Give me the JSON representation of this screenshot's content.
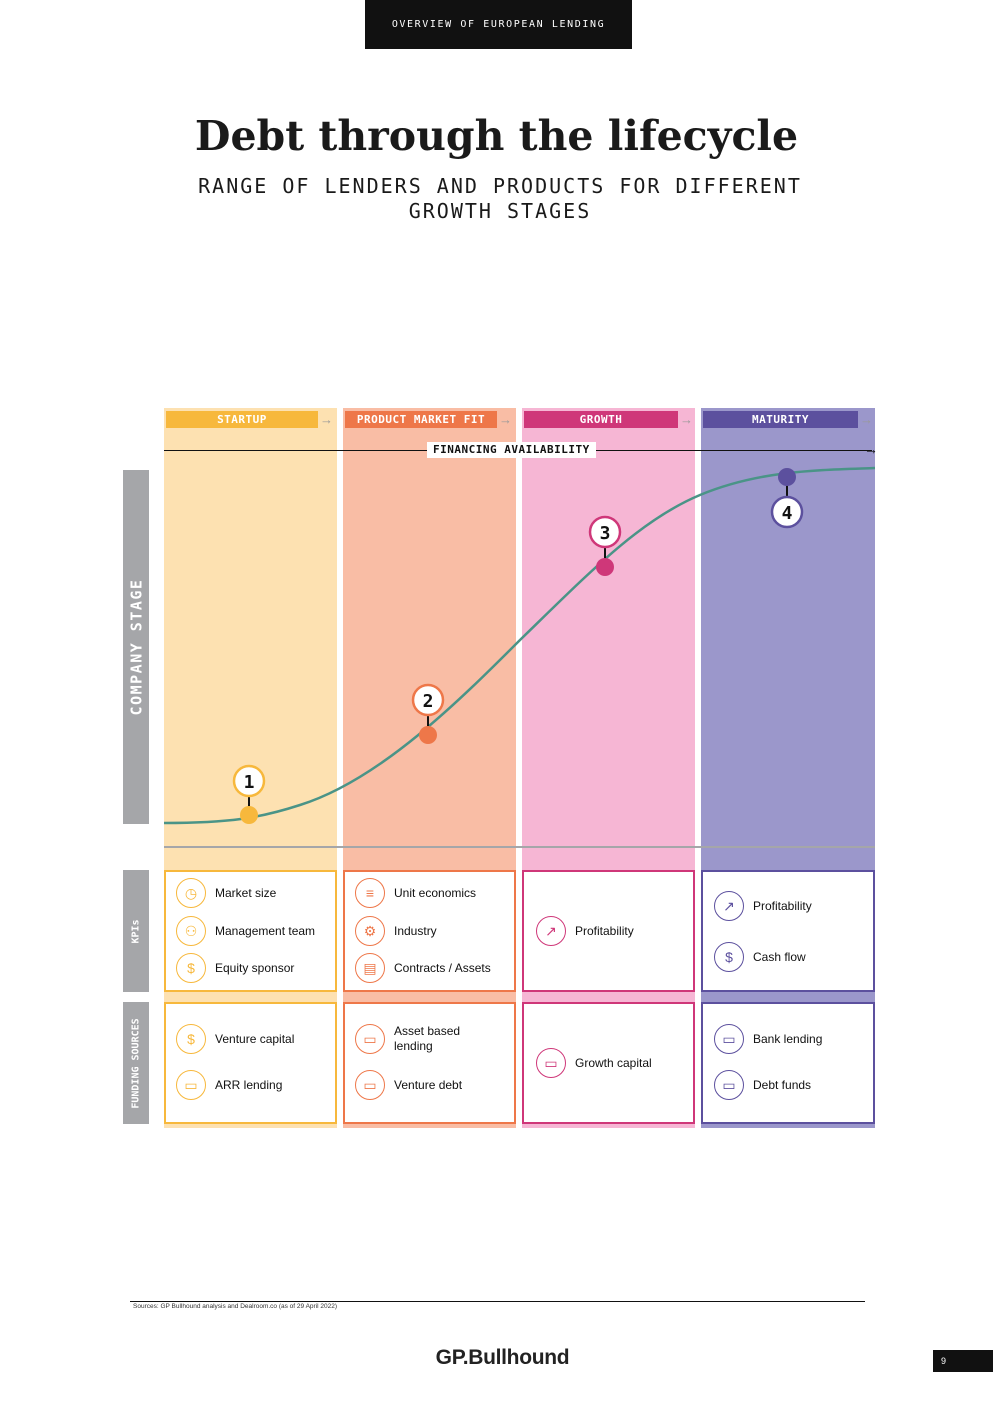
{
  "header": {
    "section": "OVERVIEW OF EUROPEAN LENDING"
  },
  "title": "Debt through the lifecycle",
  "subtitle": "RANGE OF LENDERS AND PRODUCTS FOR DIFFERENT GROWTH STAGES",
  "financing_label": "FINANCING AVAILABILITY",
  "side_labels": {
    "stage": "COMPANY STAGE",
    "kpis": "KPIs",
    "funding": "FUNDING SOURCES"
  },
  "stages": [
    {
      "label": "STARTUP",
      "marker": "1",
      "color": "#f7b83c",
      "bg": "#fde1b1",
      "kpis": [
        "Market size",
        "Management team",
        "Equity sponsor"
      ],
      "funding": [
        "Venture capital",
        "ARR lending"
      ]
    },
    {
      "label": "PRODUCT MARKET FIT",
      "marker": "2",
      "color": "#ee7749",
      "bg": "#f9bda5",
      "kpis": [
        "Unit economics",
        "Industry",
        "Contracts / Assets"
      ],
      "funding": [
        "Asset based lending",
        "Venture debt"
      ]
    },
    {
      "label": "GROWTH",
      "marker": "3",
      "color": "#cf3779",
      "bg": "#f6b6d4",
      "kpis": [
        "Profitability"
      ],
      "funding": [
        "Growth capital"
      ]
    },
    {
      "label": "MATURITY",
      "marker": "4",
      "color": "#5c509e",
      "bg": "#9b97cb",
      "kpis": [
        "Profitability",
        "Cash flow"
      ],
      "funding": [
        "Bank lending",
        "Debt funds"
      ]
    }
  ],
  "curve_color": "#4a9487",
  "source": "Sources: GP Bullhound analysis and Dealroom.co (as of 29 April 2022)",
  "logo": "GP.Bullhound",
  "page_number": "9"
}
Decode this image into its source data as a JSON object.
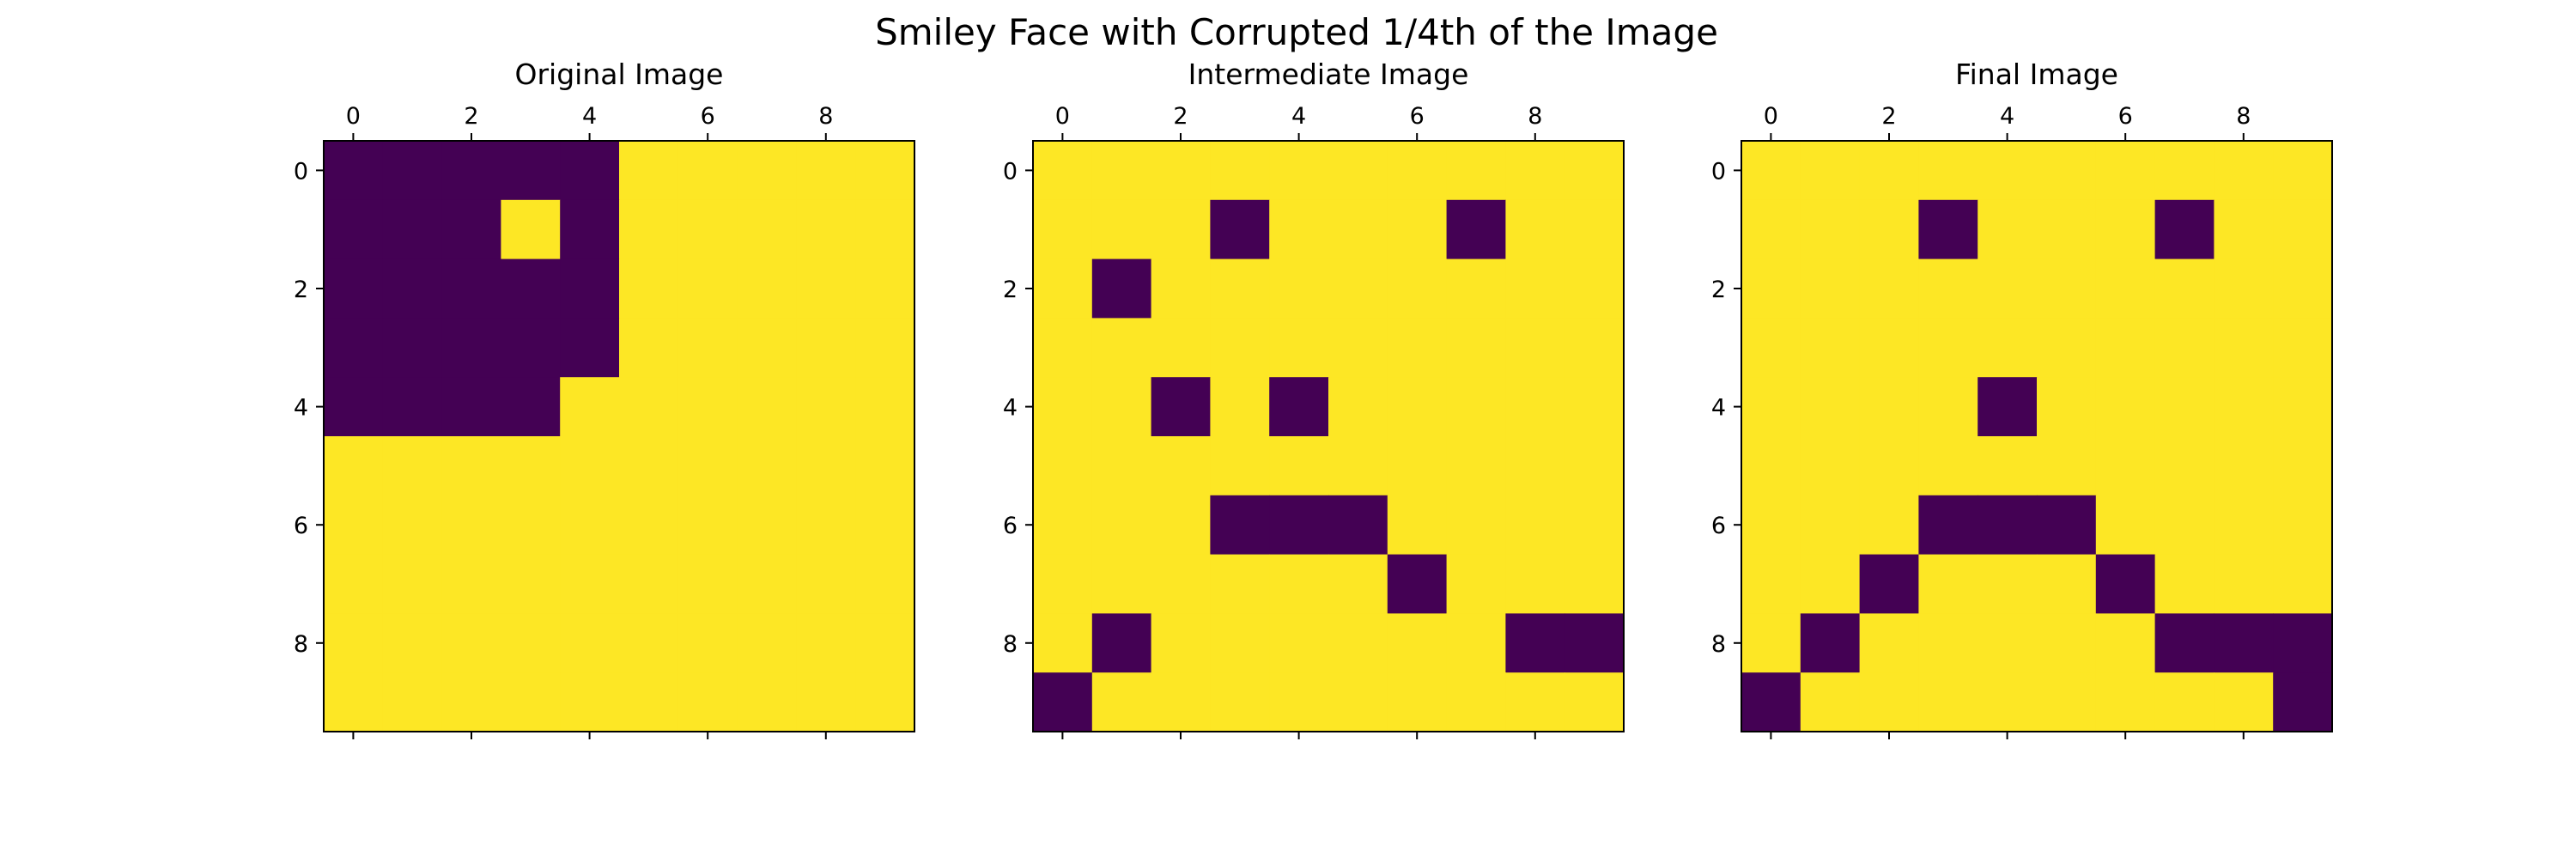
{
  "figure": {
    "title": "Smiley Face with Corrupted 1/4th of the Image"
  },
  "colors": {
    "low": "#440154",
    "high": "#fde725",
    "axis": "#000000",
    "background": "#ffffff"
  },
  "chart_data": [
    {
      "type": "heatmap",
      "title": "Original Image",
      "xticks": [
        0,
        2,
        4,
        6,
        8
      ],
      "yticks": [
        0,
        2,
        4,
        6,
        8
      ],
      "xlim": [
        -0.5,
        9.5
      ],
      "ylim": [
        9.5,
        -0.5
      ],
      "x_axis_position": "top",
      "colormap": "viridis",
      "values": [
        [
          0,
          0,
          0,
          0,
          0,
          1,
          1,
          1,
          1,
          1
        ],
        [
          0,
          0,
          0,
          1,
          0,
          1,
          1,
          1,
          1,
          1
        ],
        [
          0,
          0,
          0,
          0,
          0,
          1,
          1,
          1,
          1,
          1
        ],
        [
          0,
          0,
          0,
          0,
          0,
          1,
          1,
          1,
          1,
          1
        ],
        [
          0,
          0,
          0,
          0,
          1,
          1,
          1,
          1,
          1,
          1
        ],
        [
          1,
          1,
          1,
          1,
          1,
          1,
          1,
          1,
          1,
          1
        ],
        [
          1,
          1,
          1,
          1,
          1,
          1,
          1,
          1,
          1,
          1
        ],
        [
          1,
          1,
          1,
          1,
          1,
          1,
          1,
          1,
          1,
          1
        ],
        [
          1,
          1,
          1,
          1,
          1,
          1,
          1,
          1,
          1,
          1
        ],
        [
          1,
          1,
          1,
          1,
          1,
          1,
          1,
          1,
          1,
          1
        ]
      ]
    },
    {
      "type": "heatmap",
      "title": "Intermediate Image",
      "xticks": [
        0,
        2,
        4,
        6,
        8
      ],
      "yticks": [
        0,
        2,
        4,
        6,
        8
      ],
      "xlim": [
        -0.5,
        9.5
      ],
      "ylim": [
        9.5,
        -0.5
      ],
      "x_axis_position": "top",
      "colormap": "viridis",
      "values": [
        [
          1,
          1,
          1,
          1,
          1,
          1,
          1,
          1,
          1,
          1
        ],
        [
          1,
          1,
          1,
          0,
          1,
          1,
          1,
          0,
          1,
          1
        ],
        [
          1,
          0,
          1,
          1,
          1,
          1,
          1,
          1,
          1,
          1
        ],
        [
          1,
          1,
          1,
          1,
          1,
          1,
          1,
          1,
          1,
          1
        ],
        [
          1,
          1,
          0,
          1,
          0,
          1,
          1,
          1,
          1,
          1
        ],
        [
          1,
          1,
          1,
          1,
          1,
          1,
          1,
          1,
          1,
          1
        ],
        [
          1,
          1,
          1,
          0,
          0,
          0,
          1,
          1,
          1,
          1
        ],
        [
          1,
          1,
          1,
          1,
          1,
          1,
          0,
          1,
          1,
          1
        ],
        [
          1,
          0,
          1,
          1,
          1,
          1,
          1,
          1,
          0,
          0
        ],
        [
          0,
          1,
          1,
          1,
          1,
          1,
          1,
          1,
          1,
          1
        ]
      ]
    },
    {
      "type": "heatmap",
      "title": "Final Image",
      "xticks": [
        0,
        2,
        4,
        6,
        8
      ],
      "yticks": [
        0,
        2,
        4,
        6,
        8
      ],
      "xlim": [
        -0.5,
        9.5
      ],
      "ylim": [
        9.5,
        -0.5
      ],
      "x_axis_position": "top",
      "colormap": "viridis",
      "values": [
        [
          1,
          1,
          1,
          1,
          1,
          1,
          1,
          1,
          1,
          1
        ],
        [
          1,
          1,
          1,
          0,
          1,
          1,
          1,
          0,
          1,
          1
        ],
        [
          1,
          1,
          1,
          1,
          1,
          1,
          1,
          1,
          1,
          1
        ],
        [
          1,
          1,
          1,
          1,
          1,
          1,
          1,
          1,
          1,
          1
        ],
        [
          1,
          1,
          1,
          1,
          0,
          1,
          1,
          1,
          1,
          1
        ],
        [
          1,
          1,
          1,
          1,
          1,
          1,
          1,
          1,
          1,
          1
        ],
        [
          1,
          1,
          1,
          0,
          0,
          0,
          1,
          1,
          1,
          1
        ],
        [
          1,
          1,
          0,
          1,
          1,
          1,
          0,
          1,
          1,
          1
        ],
        [
          1,
          0,
          1,
          1,
          1,
          1,
          1,
          0,
          0,
          0
        ],
        [
          0,
          1,
          1,
          1,
          1,
          1,
          1,
          1,
          1,
          0
        ]
      ]
    }
  ]
}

-- Aim --
Print all the records again exactly; do not include any picture.

-- Correct response --
Give me the JSON representation of this screenshot's content.
{
  "header": {
    "section": "OVERVIEW OF EUROPEAN LENDING"
  },
  "title": "Debt through the lifecycle",
  "subtitle": "RANGE OF LENDERS AND PRODUCTS FOR DIFFERENT GROWTH STAGES",
  "financing_label": "FINANCING AVAILABILITY",
  "side_labels": {
    "stage": "COMPANY STAGE",
    "kpis": "KPIs",
    "funding": "FUNDING SOURCES"
  },
  "stages": [
    {
      "label": "STARTUP",
      "marker": "1",
      "color": "#f7b83c",
      "bg": "#fde1b1",
      "kpis": [
        "Market size",
        "Management team",
        "Equity sponsor"
      ],
      "funding": [
        "Venture capital",
        "ARR lending"
      ]
    },
    {
      "label": "PRODUCT MARKET FIT",
      "marker": "2",
      "color": "#ee7749",
      "bg": "#f9bda5",
      "kpis": [
        "Unit economics",
        "Industry",
        "Contracts / Assets"
      ],
      "funding": [
        "Asset based lending",
        "Venture debt"
      ]
    },
    {
      "label": "GROWTH",
      "marker": "3",
      "color": "#cf3779",
      "bg": "#f6b6d4",
      "kpis": [
        "Profitability"
      ],
      "funding": [
        "Growth capital"
      ]
    },
    {
      "label": "MATURITY",
      "marker": "4",
      "color": "#5c509e",
      "bg": "#9b97cb",
      "kpis": [
        "Profitability",
        "Cash flow"
      ],
      "funding": [
        "Bank lending",
        "Debt funds"
      ]
    }
  ],
  "curve_color": "#4a9487",
  "source": "Sources: GP Bullhound analysis and Dealroom.co (as of 29 April 2022)",
  "logo": "GP.Bullhound",
  "page_number": "9"
}
Decode this image into its source data as a JSON object.
{
  "figure": {
    "title": "Smiley Face with Corrupted 1/4th of the Image"
  },
  "colors": {
    "low": "#440154",
    "high": "#fde725",
    "axis": "#000000",
    "background": "#ffffff"
  },
  "chart_data": [
    {
      "type": "heatmap",
      "title": "Original Image",
      "xticks": [
        0,
        2,
        4,
        6,
        8
      ],
      "yticks": [
        0,
        2,
        4,
        6,
        8
      ],
      "xlim": [
        -0.5,
        9.5
      ],
      "ylim": [
        9.5,
        -0.5
      ],
      "x_axis_position": "top",
      "colormap": "viridis",
      "values": [
        [
          0,
          0,
          0,
          0,
          0,
          1,
          1,
          1,
          1,
          1
        ],
        [
          0,
          0,
          0,
          1,
          0,
          1,
          1,
          1,
          1,
          1
        ],
        [
          0,
          0,
          0,
          0,
          0,
          1,
          1,
          1,
          1,
          1
        ],
        [
          0,
          0,
          0,
          0,
          0,
          1,
          1,
          1,
          1,
          1
        ],
        [
          0,
          0,
          0,
          0,
          1,
          1,
          1,
          1,
          1,
          1
        ],
        [
          1,
          1,
          1,
          1,
          1,
          1,
          1,
          1,
          1,
          1
        ],
        [
          1,
          1,
          1,
          1,
          1,
          1,
          1,
          1,
          1,
          1
        ],
        [
          1,
          1,
          1,
          1,
          1,
          1,
          1,
          1,
          1,
          1
        ],
        [
          1,
          1,
          1,
          1,
          1,
          1,
          1,
          1,
          1,
          1
        ],
        [
          1,
          1,
          1,
          1,
          1,
          1,
          1,
          1,
          1,
          1
        ]
      ]
    },
    {
      "type": "heatmap",
      "title": "Intermediate Image",
      "xticks": [
        0,
        2,
        4,
        6,
        8
      ],
      "yticks": [
        0,
        2,
        4,
        6,
        8
      ],
      "xlim": [
        -0.5,
        9.5
      ],
      "ylim": [
        9.5,
        -0.5
      ],
      "x_axis_position": "top",
      "colormap": "viridis",
      "values": [
        [
          1,
          1,
          1,
          1,
          1,
          1,
          1,
          1,
          1,
          1
        ],
        [
          1,
          1,
          1,
          0,
          1,
          1,
          1,
          0,
          1,
          1
        ],
        [
          1,
          0,
          1,
          1,
          1,
          1,
          1,
          1,
          1,
          1
        ],
        [
          1,
          1,
          1,
          1,
          1,
          1,
          1,
          1,
          1,
          1
        ],
        [
          1,
          1,
          0,
          1,
          0,
          1,
          1,
          1,
          1,
          1
        ],
        [
          1,
          1,
          1,
          1,
          1,
          1,
          1,
          1,
          1,
          1
        ],
        [
          1,
          1,
          1,
          0,
          0,
          0,
          1,
          1,
          1,
          1
        ],
        [
          1,
          1,
          1,
          1,
          1,
          1,
          0,
          1,
          1,
          1
        ],
        [
          1,
          0,
          1,
          1,
          1,
          1,
          1,
          1,
          0,
          0
        ],
        [
          0,
          1,
          1,
          1,
          1,
          1,
          1,
          1,
          1,
          1
        ]
      ]
    },
    {
      "type": "heatmap",
      "title": "Final Image",
      "xticks": [
        0,
        2,
        4,
        6,
        8
      ],
      "yticks": [
        0,
        2,
        4,
        6,
        8
      ],
      "xlim": [
        -0.5,
        9.5
      ],
      "ylim": [
        9.5,
        -0.5
      ],
      "x_axis_position": "top",
      "colormap": "viridis",
      "values": [
        [
          1,
          1,
          1,
          1,
          1,
          1,
          1,
          1,
          1,
          1
        ],
        [
          1,
          1,
          1,
          0,
          1,
          1,
          1,
          0,
          1,
          1
        ],
        [
          1,
          1,
          1,
          1,
          1,
          1,
          1,
          1,
          1,
          1
        ],
        [
          1,
          1,
          1,
          1,
          1,
          1,
          1,
          1,
          1,
          1
        ],
        [
          1,
          1,
          1,
          1,
          0,
          1,
          1,
          1,
          1,
          1
        ],
        [
          1,
          1,
          1,
          1,
          1,
          1,
          1,
          1,
          1,
          1
        ],
        [
          1,
          1,
          1,
          0,
          0,
          0,
          1,
          1,
          1,
          1
        ],
        [
          1,
          1,
          0,
          1,
          1,
          1,
          0,
          1,
          1,
          1
        ],
        [
          1,
          0,
          1,
          1,
          1,
          1,
          1,
          0,
          0,
          0
        ],
        [
          0,
          1,
          1,
          1,
          1,
          1,
          1,
          1,
          1,
          0
        ]
      ]
    }
  ]
}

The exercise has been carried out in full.